WORK TASK: Set down all of the entries precisely as they were written.

MATERIAL FOR THIS TASK:

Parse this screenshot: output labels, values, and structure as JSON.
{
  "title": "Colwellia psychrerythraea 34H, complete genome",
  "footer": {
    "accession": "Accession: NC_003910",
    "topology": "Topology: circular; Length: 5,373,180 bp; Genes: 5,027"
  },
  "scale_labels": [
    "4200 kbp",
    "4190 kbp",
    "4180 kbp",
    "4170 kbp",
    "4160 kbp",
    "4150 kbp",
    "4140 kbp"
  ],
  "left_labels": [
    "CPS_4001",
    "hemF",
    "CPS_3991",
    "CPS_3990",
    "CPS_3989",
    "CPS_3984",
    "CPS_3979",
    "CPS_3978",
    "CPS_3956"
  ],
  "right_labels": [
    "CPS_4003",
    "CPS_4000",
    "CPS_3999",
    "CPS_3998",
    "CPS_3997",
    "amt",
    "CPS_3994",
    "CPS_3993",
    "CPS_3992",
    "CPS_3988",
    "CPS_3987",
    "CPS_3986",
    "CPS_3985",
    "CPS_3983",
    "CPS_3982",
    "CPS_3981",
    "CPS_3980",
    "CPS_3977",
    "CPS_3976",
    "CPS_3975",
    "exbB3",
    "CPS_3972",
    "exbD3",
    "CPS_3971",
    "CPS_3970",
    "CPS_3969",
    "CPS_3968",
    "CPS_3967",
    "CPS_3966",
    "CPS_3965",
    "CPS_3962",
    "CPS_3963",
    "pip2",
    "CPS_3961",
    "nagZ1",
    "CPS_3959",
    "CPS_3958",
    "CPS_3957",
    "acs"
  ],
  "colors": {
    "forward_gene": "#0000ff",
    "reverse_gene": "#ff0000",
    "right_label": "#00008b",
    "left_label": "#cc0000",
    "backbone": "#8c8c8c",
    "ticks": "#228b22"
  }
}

EXPECTED ANSWER:
Parse this screenshot: output labels, values, and structure as JSON.
{
  "title": "Colwellia psychrerythraea 34H, complete genome",
  "footer": {
    "accession": "Accession: NC_003910",
    "topology": "Topology: circular; Length: 5,373,180 bp; Genes: 5,027"
  },
  "scale_labels": [
    "4200 kbp",
    "4190 kbp",
    "4180 kbp",
    "4170 kbp",
    "4160 kbp",
    "4150 kbp",
    "4140 kbp"
  ],
  "left_labels": [
    "CPS_4001",
    "hemF",
    "CPS_3991",
    "CPS_3990",
    "CPS_3989",
    "CPS_3984",
    "CPS_3979",
    "CPS_3978",
    "CPS_3956"
  ],
  "right_labels": [
    "CPS_4003",
    "CPS_4000",
    "CPS_3999",
    "CPS_3998",
    "CPS_3997",
    "amt",
    "CPS_3994",
    "CPS_3993",
    "CPS_3992",
    "CPS_3988",
    "CPS_3987",
    "CPS_3986",
    "CPS_3985",
    "CPS_3983",
    "CPS_3982",
    "CPS_3981",
    "CPS_3980",
    "CPS_3977",
    "CPS_3976",
    "CPS_3975",
    "exbB3",
    "CPS_3972",
    "exbD3",
    "CPS_3971",
    "CPS_3970",
    "CPS_3969",
    "CPS_3968",
    "CPS_3967",
    "CPS_3966",
    "CPS_3965",
    "CPS_3962",
    "CPS_3963",
    "pip2",
    "CPS_3961",
    "nagZ1",
    "CPS_3959",
    "CPS_3958",
    "CPS_3957",
    "acs"
  ],
  "colors": {
    "forward_gene": "#0000ff",
    "reverse_gene": "#ff0000",
    "right_label": "#00008b",
    "left_label": "#cc0000",
    "backbone": "#8c8c8c",
    "ticks": "#228b22"
  }
}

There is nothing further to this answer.